• [Task objective] Would you quote the material below in full and unchanged?

── Material shown ──

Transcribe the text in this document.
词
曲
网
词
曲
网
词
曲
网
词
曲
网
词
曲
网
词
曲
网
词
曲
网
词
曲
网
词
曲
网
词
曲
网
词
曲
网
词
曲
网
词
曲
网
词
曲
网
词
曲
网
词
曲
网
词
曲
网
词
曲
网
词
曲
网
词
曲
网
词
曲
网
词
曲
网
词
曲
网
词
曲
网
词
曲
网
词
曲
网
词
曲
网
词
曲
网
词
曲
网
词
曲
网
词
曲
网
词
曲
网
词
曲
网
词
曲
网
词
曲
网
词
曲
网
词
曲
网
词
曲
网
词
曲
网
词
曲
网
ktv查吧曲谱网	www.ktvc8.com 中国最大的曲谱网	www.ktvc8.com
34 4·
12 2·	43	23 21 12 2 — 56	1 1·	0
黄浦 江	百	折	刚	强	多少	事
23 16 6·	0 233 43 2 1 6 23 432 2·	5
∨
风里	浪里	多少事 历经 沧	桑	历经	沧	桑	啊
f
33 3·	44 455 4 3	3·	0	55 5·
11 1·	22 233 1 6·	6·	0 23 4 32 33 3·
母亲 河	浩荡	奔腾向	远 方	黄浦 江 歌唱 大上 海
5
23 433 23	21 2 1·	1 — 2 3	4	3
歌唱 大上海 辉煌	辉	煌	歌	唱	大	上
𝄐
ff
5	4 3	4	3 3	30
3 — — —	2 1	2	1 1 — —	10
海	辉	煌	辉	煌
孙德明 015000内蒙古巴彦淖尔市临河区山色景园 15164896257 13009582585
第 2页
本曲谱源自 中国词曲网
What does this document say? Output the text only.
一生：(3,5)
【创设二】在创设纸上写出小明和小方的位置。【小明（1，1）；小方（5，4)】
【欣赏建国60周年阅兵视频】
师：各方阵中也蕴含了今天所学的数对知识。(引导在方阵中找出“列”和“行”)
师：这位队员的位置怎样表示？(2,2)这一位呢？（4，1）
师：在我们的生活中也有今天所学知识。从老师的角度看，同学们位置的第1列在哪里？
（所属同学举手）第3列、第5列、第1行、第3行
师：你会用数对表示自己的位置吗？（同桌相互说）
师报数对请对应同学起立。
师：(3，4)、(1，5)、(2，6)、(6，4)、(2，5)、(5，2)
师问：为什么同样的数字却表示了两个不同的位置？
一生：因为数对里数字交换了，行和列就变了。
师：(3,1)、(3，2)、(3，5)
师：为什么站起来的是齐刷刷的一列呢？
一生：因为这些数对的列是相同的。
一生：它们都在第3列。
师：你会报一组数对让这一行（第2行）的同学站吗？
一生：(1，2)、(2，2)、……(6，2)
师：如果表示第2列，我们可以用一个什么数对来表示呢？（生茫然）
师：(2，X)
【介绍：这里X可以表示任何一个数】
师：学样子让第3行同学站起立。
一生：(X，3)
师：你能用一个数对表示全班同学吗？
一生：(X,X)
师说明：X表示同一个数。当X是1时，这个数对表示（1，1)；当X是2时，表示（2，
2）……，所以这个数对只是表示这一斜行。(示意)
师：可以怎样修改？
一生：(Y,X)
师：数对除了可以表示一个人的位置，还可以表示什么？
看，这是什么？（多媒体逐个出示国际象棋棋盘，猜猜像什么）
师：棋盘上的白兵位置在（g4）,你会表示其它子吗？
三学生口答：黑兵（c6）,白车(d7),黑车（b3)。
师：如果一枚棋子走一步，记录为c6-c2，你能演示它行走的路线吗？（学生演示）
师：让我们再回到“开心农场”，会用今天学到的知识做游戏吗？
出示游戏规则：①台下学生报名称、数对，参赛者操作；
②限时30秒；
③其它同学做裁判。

───

• [Exercise solution]
Transcribe the text in this document.
词
曲
网
词
曲
网
词
曲
网
词
曲
网
词
曲
网
词
曲
网
词
曲
网
词
曲
网
词
曲
网
词
曲
网
词
曲
网
词
曲
网
词
曲
网
词
曲
网
词
曲
网
词
曲
网
词
曲
网
词
曲
网
词
曲
网
词
曲
网
词
曲
网
词
曲
网
词
曲
网
词
曲
网
词
曲
网
词
曲
网
词
曲
网
词
曲
网
词
曲
网
词
曲
网
词
曲
网
词
曲
网
词
曲
网
词
曲
网
词
曲
网
词
曲
网
词
曲
网
词
曲
网
词
曲
网
词
曲
网
ktv查吧曲谱网	www.ktvc8.com 中国最大的曲谱网	www.ktvc8.com
34 4·
12 2·	43	23 21 12 2 — 56	1 1·	0
黄浦 江	百	折	刚	强	多少	事
23 16 6·	0 233 43 2 1 6 23 432 2·	5
∨
风里	浪里	多少事 历经 沧	桑	历经	沧	桑	啊
f
33 3·	44 455 4 3	3·	0	55 5·
11 1·	22 233 1 6·	6·	0 23 4 32 33 3·
母亲 河	浩荡	奔腾向	远 方	黄浦 江 歌唱 大上 海
5
23 433 23	21 2 1·	1 — 2 3	4	3
歌唱 大上海 辉煌	辉	煌	歌	唱	大	上
𝄐
ff
5	4 3	4	3 3	30
3 — — —	2 1	2	1 1 — —	10
海	辉	煌	辉	煌
孙德明 015000内蒙古巴彦淖尔市临河区山色景园 15164896257 13009582585
第 2页
本曲谱源自 中国词曲网
What does this document say? Output the text only.
一生：(3,5)
【创设二】在创设纸上写出小明和小方的位置。【小明（1，1）；小方（5，4)】
【欣赏建国60周年阅兵视频】
师：各方阵中也蕴含了今天所学的数对知识。(引导在方阵中找出“列”和“行”)
师：这位队员的位置怎样表示？(2,2)这一位呢？（4，1）
师：在我们的生活中也有今天所学知识。从老师的角度看，同学们位置的第1列在哪里？
（所属同学举手）第3列、第5列、第1行、第3行
师：你会用数对表示自己的位置吗？（同桌相互说）
师报数对请对应同学起立。
师：(3，4)、(1，5)、(2，6)、(6，4)、(2，5)、(5，2)
师问：为什么同样的数字却表示了两个不同的位置？
一生：因为数对里数字交换了，行和列就变了。
师：(3,1)、(3，2)、(3，5)
师：为什么站起来的是齐刷刷的一列呢？
一生：因为这些数对的列是相同的。
一生：它们都在第3列。
师：你会报一组数对让这一行（第2行）的同学站吗？
一生：(1，2)、(2，2)、……(6，2)
师：如果表示第2列，我们可以用一个什么数对来表示呢？（生茫然）
师：(2，X)
【介绍：这里X可以表示任何一个数】
师：学样子让第3行同学站起立。
一生：(X，3)
师：你能用一个数对表示全班同学吗？
一生：(X,X)
师说明：X表示同一个数。当X是1时，这个数对表示（1，1)；当X是2时，表示（2，
2）……，所以这个数对只是表示这一斜行。(示意)
师：可以怎样修改？
一生：(Y,X)
师：数对除了可以表示一个人的位置，还可以表示什么？
看，这是什么？（多媒体逐个出示国际象棋棋盘，猜猜像什么）
师：棋盘上的白兵位置在（g4）,你会表示其它子吗？
三学生口答：黑兵（c6）,白车(d7),黑车（b3)。
师：如果一枚棋子走一步，记录为c6-c2，你能演示它行走的路线吗？（学生演示）
师：让我们再回到“开心农场”，会用今天学到的知识做游戏吗？
出示游戏规则：①台下学生报名称、数对，参赛者操作；
②限时30秒；
③其它同学做裁判。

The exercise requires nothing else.